WHAT YOU SHOULD DO: Omit the pictures, then write out every entry exactly as it reads.

[Part of a data file]
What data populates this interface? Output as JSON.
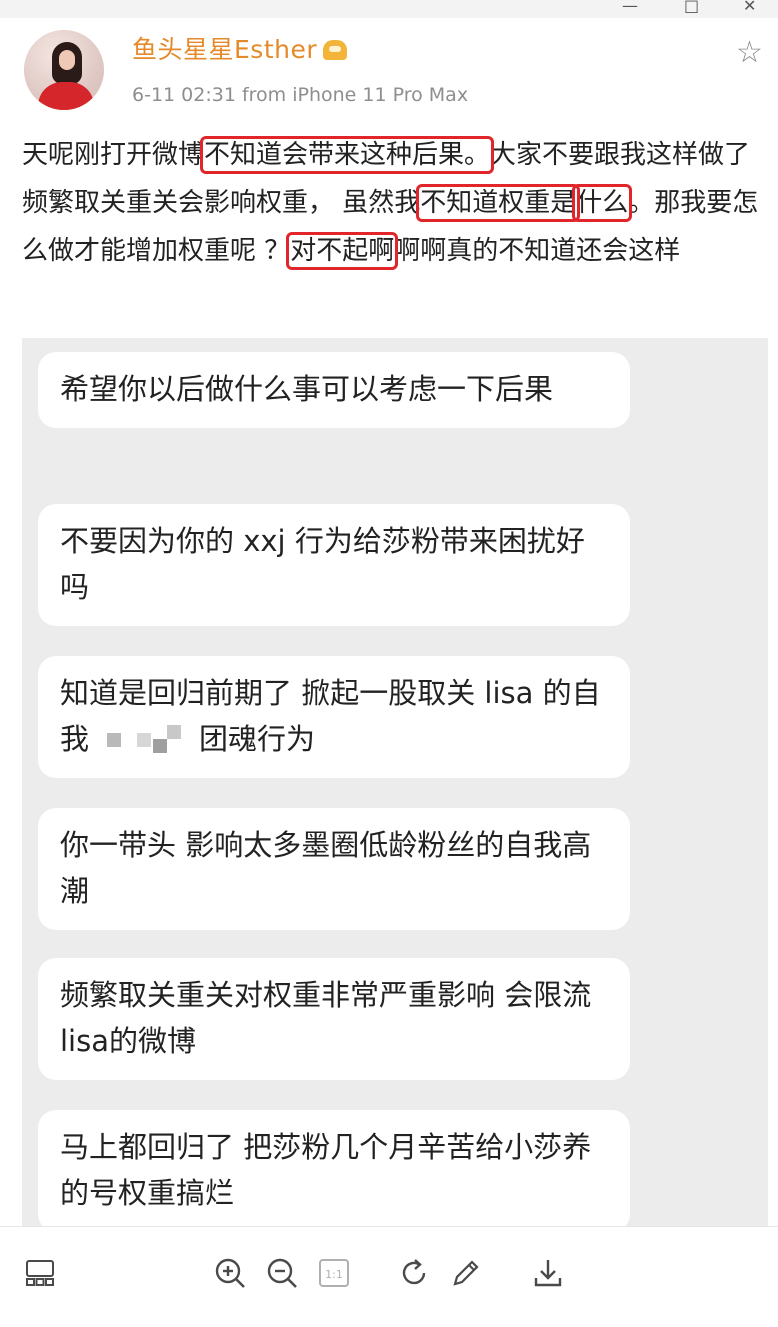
{
  "window": {
    "minimize_glyph": "—",
    "maximize_glyph": "□",
    "close_glyph": "✕"
  },
  "post": {
    "username": "鱼头星星Esther",
    "meta": "6-11 02:31  from iPhone 11 Pro Max",
    "text_parts": [
      "天呢刚打开微博",
      "不知道会带来这种后果。",
      "大家不要跟我这样做了 频繁取关重关会影响权重， 虽然我",
      "不知道权重是",
      "什么",
      "。那我要怎么做才能增加权重呢 ？",
      "对不起啊",
      "啊啊真的不知道还会这样"
    ]
  },
  "comments": [
    {
      "text": "希望你以后做什么事可以考虑一下后果"
    },
    {
      "text": "不要因为你的 xxj 行为给莎粉带来困扰好吗"
    },
    {
      "text_before": "知道是回归前期了 掀起一股取关 lisa 的自我",
      "text_after": "团魂行为"
    },
    {
      "text": "你一带头 影响太多墨圈低龄粉丝的自我高潮"
    },
    {
      "text": "频繁取关重关对权重非常严重影响 会限流lisa的微博"
    },
    {
      "text": "马上都回归了 把莎粉几个月辛苦给小莎养的号权重搞烂"
    }
  ],
  "toolbar": {
    "icons": [
      "gallery-icon",
      "zoom-in-icon",
      "zoom-out-icon",
      "actual-size-icon",
      "rotate-icon",
      "edit-icon",
      "download-icon"
    ],
    "actual_size_label": "1:1"
  },
  "colors": {
    "username": "#e58a2b",
    "highlight_box": "#e1262b",
    "comments_background": "#ececec"
  }
}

IN RESPONSE:
What data populates this interface? Output as JSON.
{
  "window": {
    "minimize_glyph": "—",
    "maximize_glyph": "□",
    "close_glyph": "✕"
  },
  "post": {
    "username": "鱼头星星Esther",
    "meta": "6-11 02:31  from iPhone 11 Pro Max",
    "text_parts": [
      "天呢刚打开微博",
      "不知道会带来这种后果。",
      "大家不要跟我这样做了 频繁取关重关会影响权重， 虽然我",
      "不知道权重是",
      "什么",
      "。那我要怎么做才能增加权重呢 ？",
      "对不起啊",
      "啊啊真的不知道还会这样"
    ]
  },
  "comments": [
    {
      "text": "希望你以后做什么事可以考虑一下后果"
    },
    {
      "text": "不要因为你的 xxj 行为给莎粉带来困扰好吗"
    },
    {
      "text_before": "知道是回归前期了 掀起一股取关 lisa 的自我",
      "text_after": "团魂行为"
    },
    {
      "text": "你一带头 影响太多墨圈低龄粉丝的自我高潮"
    },
    {
      "text": "频繁取关重关对权重非常严重影响 会限流lisa的微博"
    },
    {
      "text": "马上都回归了 把莎粉几个月辛苦给小莎养的号权重搞烂"
    }
  ],
  "toolbar": {
    "icons": [
      "gallery-icon",
      "zoom-in-icon",
      "zoom-out-icon",
      "actual-size-icon",
      "rotate-icon",
      "edit-icon",
      "download-icon"
    ],
    "actual_size_label": "1:1"
  },
  "colors": {
    "username": "#e58a2b",
    "highlight_box": "#e1262b",
    "comments_background": "#ececec"
  }
}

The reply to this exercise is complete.